■ **PROBLEM STATEMENT**: The entire listing is to be repeated verbatim.

____________________

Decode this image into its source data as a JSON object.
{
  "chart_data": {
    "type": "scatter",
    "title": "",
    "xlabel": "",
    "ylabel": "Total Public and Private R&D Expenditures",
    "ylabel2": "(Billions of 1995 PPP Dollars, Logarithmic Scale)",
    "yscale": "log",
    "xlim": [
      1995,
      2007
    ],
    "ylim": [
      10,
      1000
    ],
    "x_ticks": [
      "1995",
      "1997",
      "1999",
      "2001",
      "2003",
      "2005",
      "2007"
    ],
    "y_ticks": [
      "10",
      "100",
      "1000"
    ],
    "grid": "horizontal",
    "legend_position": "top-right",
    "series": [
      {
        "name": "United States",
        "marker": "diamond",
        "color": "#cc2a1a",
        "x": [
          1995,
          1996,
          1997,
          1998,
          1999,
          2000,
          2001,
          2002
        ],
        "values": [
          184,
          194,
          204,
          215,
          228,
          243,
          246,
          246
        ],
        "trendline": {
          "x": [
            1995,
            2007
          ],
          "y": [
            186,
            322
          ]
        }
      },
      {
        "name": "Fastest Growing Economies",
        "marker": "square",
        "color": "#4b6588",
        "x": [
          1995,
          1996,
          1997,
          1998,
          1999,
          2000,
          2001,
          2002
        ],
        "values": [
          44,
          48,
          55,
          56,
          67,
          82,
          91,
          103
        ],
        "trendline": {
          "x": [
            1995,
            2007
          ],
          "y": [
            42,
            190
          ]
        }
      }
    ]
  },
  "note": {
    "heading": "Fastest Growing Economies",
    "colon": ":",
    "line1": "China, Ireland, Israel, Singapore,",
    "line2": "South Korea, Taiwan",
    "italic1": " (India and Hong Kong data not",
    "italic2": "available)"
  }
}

____________________

■ **EXERCISE ANSWER**:
Decode this image into its source data as a JSON object.
{
  "chart_data": {
    "type": "scatter",
    "title": "",
    "xlabel": "",
    "ylabel": "Total Public and Private R&D Expenditures",
    "ylabel2": "(Billions of 1995 PPP Dollars, Logarithmic Scale)",
    "yscale": "log",
    "xlim": [
      1995,
      2007
    ],
    "ylim": [
      10,
      1000
    ],
    "x_ticks": [
      "1995",
      "1997",
      "1999",
      "2001",
      "2003",
      "2005",
      "2007"
    ],
    "y_ticks": [
      "10",
      "100",
      "1000"
    ],
    "grid": "horizontal",
    "legend_position": "top-right",
    "series": [
      {
        "name": "United States",
        "marker": "diamond",
        "color": "#cc2a1a",
        "x": [
          1995,
          1996,
          1997,
          1998,
          1999,
          2000,
          2001,
          2002
        ],
        "values": [
          184,
          194,
          204,
          215,
          228,
          243,
          246,
          246
        ],
        "trendline": {
          "x": [
            1995,
            2007
          ],
          "y": [
            186,
            322
          ]
        }
      },
      {
        "name": "Fastest Growing Economies",
        "marker": "square",
        "color": "#4b6588",
        "x": [
          1995,
          1996,
          1997,
          1998,
          1999,
          2000,
          2001,
          2002
        ],
        "values": [
          44,
          48,
          55,
          56,
          67,
          82,
          91,
          103
        ],
        "trendline": {
          "x": [
            1995,
            2007
          ],
          "y": [
            42,
            190
          ]
        }
      }
    ]
  },
  "note": {
    "heading": "Fastest Growing Economies",
    "colon": ":",
    "line1": "China, Ireland, Israel, Singapore,",
    "line2": "South Korea, Taiwan",
    "italic1": " (India and Hong Kong data not",
    "italic2": "available)"
  }
}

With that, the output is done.